Reading text:
Fort Lauderdale, Fla. For the past decade, they've told intimate and detailed stories about their loss to all who asked.
They've spoken of how they still vividly remember what their loved ones were wearing, what they were doing and their last words to them.
On Thursday, 10 years after ValuJet Flight 592 disintegrated into the middle of the Everglades, killing all 110 people on board, surviving relatives of Florida's deadliest plane crash got a chance to meet and exchange the memories they have held onto.
"To be able to see and talk to someone who has been going through the same thing as we have, it's really emotional," said Arthur Balandran, of Topeka, Kan. "They know our loss."
Balandran and dozens of others from around the country spent much of this grim anniversary with each other while attending a series of solemn memorial ceremonies in Miami-Dade County.
The ceremonies included a late afternoon trip to the Everglades where a roadside monument stands.
The ValuJet DC-9 took off from Miami International Airport on May 11, 1996, bound for Atlanta.
It crashed 11 minutes later, about 17 miles northwest of the airport, a raging inferno in its forward cargo hold.
It would later be determined that more than 140 volatile oxygen-generating canisters had been improperly packaged for shipment and then placed on board.
"I lost my son," Barbara Baker, of Miramar, told one woman, referring to her 29-year-old son, Sean Baker, of Atlanta.
"I lost my son, too," the woman responded as the two mothers embraced.
Later in the afternoon, the families traveled into the Everglades.
They met up at a ValuJet Flight 592 roadside memorial made up of 110 symmetrical cinderblock columns, each representing a victim. Most gazed silently into the Everglades swamp, while others caught up with each other.
During a brief ceremony, some took turns reading out the names etched on a marble slab. They then all prayed together and sang "Amazing Grace."

Stored dataset items:
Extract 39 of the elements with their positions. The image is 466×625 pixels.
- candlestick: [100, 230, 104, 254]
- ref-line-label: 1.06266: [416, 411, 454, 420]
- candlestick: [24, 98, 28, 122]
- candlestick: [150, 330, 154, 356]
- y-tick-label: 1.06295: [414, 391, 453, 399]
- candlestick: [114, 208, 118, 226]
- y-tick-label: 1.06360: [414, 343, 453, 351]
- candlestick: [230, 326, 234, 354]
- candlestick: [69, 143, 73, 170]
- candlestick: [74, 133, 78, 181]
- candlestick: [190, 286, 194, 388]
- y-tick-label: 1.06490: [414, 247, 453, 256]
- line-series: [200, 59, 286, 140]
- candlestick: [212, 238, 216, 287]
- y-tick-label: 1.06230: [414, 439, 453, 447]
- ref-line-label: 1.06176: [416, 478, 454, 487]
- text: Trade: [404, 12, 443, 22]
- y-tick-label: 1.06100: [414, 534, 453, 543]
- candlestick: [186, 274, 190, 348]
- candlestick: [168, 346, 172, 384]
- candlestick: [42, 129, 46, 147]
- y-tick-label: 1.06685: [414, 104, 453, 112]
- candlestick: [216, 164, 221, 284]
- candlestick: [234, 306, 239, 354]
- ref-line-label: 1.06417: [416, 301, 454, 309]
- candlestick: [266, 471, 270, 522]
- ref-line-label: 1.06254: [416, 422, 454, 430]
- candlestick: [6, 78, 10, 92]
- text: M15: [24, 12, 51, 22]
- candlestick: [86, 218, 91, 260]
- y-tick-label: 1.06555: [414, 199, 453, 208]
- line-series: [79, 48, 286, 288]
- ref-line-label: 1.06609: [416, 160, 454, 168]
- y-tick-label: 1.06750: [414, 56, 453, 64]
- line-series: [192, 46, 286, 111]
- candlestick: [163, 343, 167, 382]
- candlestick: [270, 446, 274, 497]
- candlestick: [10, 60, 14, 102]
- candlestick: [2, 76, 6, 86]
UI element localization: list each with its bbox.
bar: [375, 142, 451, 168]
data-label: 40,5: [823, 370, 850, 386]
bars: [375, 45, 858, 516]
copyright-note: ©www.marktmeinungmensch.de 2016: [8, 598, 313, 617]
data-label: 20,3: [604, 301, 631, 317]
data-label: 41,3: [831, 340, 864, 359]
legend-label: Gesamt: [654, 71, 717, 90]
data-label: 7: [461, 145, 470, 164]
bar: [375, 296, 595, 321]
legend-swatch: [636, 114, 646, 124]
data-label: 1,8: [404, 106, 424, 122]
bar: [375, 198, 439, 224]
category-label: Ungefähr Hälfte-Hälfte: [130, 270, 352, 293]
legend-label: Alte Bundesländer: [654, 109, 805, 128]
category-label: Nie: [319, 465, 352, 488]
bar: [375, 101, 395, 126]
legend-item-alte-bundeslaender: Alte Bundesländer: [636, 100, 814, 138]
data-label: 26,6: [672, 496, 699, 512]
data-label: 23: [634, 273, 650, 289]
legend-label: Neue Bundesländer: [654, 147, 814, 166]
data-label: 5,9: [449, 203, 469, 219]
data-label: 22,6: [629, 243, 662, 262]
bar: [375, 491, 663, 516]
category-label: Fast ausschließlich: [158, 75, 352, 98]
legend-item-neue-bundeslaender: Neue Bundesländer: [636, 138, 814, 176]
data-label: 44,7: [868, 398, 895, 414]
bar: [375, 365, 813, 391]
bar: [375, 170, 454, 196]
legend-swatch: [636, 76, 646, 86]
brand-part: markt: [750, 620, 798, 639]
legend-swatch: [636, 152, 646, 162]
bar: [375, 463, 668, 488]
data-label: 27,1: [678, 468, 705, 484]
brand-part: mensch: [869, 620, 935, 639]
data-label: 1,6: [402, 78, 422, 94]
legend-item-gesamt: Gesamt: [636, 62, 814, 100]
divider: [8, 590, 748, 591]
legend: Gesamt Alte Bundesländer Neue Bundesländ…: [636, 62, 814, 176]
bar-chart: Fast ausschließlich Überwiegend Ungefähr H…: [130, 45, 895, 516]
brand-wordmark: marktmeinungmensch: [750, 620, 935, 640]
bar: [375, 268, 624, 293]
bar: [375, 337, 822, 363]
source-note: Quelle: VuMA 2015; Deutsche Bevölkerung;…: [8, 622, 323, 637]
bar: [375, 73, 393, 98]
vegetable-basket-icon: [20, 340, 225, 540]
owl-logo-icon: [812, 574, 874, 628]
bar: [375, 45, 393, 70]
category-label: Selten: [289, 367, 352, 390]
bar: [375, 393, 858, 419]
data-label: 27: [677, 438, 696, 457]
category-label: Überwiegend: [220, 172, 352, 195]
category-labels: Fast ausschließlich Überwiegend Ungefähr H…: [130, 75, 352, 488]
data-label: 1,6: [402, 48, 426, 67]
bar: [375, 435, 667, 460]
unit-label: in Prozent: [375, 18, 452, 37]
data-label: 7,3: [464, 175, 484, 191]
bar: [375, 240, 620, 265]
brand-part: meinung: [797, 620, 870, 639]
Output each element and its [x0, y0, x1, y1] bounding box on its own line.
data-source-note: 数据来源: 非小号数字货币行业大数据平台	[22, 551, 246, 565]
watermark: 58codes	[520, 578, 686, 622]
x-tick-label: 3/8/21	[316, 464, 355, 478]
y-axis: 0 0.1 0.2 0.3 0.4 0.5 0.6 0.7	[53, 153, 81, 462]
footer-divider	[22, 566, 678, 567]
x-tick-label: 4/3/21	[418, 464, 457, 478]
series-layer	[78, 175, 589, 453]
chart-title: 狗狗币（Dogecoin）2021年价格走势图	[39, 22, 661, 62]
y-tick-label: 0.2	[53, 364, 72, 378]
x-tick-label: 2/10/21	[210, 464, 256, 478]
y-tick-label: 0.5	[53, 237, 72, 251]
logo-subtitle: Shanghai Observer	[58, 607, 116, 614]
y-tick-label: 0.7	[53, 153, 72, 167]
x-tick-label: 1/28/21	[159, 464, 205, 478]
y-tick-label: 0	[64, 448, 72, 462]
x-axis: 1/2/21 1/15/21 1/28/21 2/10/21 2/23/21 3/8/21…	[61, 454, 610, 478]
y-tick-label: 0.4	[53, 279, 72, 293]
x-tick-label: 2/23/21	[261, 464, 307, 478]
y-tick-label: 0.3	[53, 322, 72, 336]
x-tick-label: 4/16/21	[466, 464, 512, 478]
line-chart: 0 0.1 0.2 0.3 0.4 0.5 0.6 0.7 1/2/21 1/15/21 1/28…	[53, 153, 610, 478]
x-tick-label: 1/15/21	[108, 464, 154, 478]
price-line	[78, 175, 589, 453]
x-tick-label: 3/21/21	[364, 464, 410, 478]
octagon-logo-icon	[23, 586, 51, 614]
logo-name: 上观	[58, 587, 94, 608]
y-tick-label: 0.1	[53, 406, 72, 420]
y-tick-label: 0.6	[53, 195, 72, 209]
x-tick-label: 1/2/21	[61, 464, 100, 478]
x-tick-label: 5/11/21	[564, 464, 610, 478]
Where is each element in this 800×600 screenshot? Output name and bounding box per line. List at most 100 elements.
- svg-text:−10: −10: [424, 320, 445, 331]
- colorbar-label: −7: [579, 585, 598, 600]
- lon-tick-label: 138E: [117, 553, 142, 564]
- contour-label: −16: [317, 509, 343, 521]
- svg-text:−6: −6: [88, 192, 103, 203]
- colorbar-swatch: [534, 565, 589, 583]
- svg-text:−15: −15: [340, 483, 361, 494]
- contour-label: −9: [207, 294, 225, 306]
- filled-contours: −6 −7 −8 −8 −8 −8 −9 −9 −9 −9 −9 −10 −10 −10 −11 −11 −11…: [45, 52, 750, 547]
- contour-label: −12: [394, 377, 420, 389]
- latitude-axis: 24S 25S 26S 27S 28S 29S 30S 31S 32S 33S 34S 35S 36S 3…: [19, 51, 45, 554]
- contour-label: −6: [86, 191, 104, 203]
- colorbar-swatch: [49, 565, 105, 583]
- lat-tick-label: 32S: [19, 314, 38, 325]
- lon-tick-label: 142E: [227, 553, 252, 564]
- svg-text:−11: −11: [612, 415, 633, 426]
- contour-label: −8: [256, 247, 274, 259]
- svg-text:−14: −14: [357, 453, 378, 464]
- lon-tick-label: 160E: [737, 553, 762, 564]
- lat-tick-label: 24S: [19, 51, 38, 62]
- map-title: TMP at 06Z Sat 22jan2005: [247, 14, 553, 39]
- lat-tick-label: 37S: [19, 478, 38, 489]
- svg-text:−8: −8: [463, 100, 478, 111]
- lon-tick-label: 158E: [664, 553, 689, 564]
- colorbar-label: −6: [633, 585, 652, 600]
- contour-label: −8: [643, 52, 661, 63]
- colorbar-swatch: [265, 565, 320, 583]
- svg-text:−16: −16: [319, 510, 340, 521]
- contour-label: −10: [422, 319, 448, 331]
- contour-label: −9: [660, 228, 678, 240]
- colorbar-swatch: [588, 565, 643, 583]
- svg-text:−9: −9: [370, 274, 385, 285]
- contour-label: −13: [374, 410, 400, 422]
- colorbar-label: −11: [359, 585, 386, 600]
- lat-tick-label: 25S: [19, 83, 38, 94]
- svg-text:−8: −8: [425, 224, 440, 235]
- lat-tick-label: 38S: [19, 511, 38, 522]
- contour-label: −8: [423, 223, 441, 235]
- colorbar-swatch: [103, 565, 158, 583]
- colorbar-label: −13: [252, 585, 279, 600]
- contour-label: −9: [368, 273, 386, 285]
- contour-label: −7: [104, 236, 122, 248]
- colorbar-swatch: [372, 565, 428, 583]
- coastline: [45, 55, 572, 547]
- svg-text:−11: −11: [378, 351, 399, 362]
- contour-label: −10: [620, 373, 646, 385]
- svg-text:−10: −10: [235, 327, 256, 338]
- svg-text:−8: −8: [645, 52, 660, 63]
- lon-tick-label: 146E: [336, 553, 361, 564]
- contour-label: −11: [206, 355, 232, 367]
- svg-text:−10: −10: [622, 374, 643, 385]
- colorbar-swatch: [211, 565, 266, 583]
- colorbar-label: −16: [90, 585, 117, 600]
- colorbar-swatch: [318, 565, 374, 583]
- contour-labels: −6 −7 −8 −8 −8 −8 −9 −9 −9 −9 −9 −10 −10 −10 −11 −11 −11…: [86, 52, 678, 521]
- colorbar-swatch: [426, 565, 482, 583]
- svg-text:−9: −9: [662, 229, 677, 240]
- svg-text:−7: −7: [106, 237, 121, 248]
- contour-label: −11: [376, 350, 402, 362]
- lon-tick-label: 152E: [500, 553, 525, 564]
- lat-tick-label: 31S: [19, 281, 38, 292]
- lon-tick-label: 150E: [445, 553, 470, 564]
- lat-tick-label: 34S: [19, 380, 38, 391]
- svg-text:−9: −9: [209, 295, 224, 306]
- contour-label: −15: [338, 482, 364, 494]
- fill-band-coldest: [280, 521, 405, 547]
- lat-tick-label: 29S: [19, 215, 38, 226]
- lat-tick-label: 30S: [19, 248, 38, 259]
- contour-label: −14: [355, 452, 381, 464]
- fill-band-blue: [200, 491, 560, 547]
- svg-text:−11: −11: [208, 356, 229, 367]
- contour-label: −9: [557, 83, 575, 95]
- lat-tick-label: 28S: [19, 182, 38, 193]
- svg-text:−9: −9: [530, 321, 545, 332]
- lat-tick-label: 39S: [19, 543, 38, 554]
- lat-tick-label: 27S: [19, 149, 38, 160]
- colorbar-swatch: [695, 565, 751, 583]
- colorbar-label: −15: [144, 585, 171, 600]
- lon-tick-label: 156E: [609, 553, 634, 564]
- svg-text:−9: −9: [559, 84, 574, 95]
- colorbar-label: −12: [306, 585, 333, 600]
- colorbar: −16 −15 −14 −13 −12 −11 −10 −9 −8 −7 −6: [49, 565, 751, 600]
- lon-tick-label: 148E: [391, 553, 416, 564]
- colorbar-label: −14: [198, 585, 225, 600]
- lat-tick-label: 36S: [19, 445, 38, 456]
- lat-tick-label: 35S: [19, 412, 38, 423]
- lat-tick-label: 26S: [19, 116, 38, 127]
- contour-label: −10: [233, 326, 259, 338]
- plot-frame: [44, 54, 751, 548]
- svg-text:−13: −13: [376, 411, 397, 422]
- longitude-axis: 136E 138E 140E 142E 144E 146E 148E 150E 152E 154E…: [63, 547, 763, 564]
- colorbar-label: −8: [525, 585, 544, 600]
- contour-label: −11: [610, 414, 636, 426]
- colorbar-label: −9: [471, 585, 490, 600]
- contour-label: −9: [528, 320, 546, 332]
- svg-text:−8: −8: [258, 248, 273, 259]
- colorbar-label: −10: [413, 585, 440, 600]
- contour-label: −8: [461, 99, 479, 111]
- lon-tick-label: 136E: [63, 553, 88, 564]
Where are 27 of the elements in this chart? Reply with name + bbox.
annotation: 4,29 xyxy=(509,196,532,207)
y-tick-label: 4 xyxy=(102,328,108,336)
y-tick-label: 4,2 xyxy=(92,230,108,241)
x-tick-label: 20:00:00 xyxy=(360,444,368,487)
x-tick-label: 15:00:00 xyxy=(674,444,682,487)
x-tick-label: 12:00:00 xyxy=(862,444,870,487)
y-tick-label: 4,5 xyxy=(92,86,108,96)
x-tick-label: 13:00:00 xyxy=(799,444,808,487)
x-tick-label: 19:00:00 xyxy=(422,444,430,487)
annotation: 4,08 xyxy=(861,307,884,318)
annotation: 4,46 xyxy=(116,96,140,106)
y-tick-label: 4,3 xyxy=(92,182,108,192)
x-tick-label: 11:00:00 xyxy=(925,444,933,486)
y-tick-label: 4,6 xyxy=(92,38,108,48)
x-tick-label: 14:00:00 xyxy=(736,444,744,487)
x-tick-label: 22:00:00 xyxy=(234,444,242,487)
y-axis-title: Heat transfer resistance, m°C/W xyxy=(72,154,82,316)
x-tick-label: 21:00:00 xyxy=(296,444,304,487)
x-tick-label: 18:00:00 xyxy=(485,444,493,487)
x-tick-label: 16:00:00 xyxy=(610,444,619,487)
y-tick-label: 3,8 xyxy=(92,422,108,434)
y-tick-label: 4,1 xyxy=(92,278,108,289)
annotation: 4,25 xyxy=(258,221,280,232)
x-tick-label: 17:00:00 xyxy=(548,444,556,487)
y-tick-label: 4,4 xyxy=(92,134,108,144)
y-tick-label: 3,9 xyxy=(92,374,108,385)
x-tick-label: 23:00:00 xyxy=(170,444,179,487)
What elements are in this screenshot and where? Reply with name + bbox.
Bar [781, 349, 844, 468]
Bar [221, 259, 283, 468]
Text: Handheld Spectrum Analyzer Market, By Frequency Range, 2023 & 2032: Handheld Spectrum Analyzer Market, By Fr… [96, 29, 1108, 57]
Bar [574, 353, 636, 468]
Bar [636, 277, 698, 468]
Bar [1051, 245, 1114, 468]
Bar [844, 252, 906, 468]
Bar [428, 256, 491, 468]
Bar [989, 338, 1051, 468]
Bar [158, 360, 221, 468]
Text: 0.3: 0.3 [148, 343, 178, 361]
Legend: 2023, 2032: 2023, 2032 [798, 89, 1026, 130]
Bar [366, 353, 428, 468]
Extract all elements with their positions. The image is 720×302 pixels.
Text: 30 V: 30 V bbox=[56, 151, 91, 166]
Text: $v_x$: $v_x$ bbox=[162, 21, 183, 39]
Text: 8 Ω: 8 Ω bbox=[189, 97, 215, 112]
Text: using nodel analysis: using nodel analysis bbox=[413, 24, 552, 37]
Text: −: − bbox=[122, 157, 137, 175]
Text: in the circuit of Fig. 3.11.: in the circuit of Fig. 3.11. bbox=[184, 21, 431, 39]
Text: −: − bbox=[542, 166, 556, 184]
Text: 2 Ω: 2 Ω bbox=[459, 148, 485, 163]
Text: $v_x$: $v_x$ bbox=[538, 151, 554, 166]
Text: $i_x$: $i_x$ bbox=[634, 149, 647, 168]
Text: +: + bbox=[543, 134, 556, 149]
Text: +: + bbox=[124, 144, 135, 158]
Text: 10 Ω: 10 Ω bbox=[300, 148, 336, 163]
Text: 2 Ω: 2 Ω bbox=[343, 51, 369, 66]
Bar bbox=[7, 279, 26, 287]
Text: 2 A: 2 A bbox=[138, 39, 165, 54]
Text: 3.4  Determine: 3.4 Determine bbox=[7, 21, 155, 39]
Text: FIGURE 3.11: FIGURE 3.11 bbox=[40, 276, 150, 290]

Your task:
Answer these questions from the article on the ValuJet Flight 592 anniversary.
(a) Which city was the flight bound for?
(b) How many symmetrical cinderblock columns make up the roadside memorial?
(c) What song did the families sing together at the end of the ceremony?

Task response:
(a) Atlanta
(b) 110
(c) "Amazing Grace"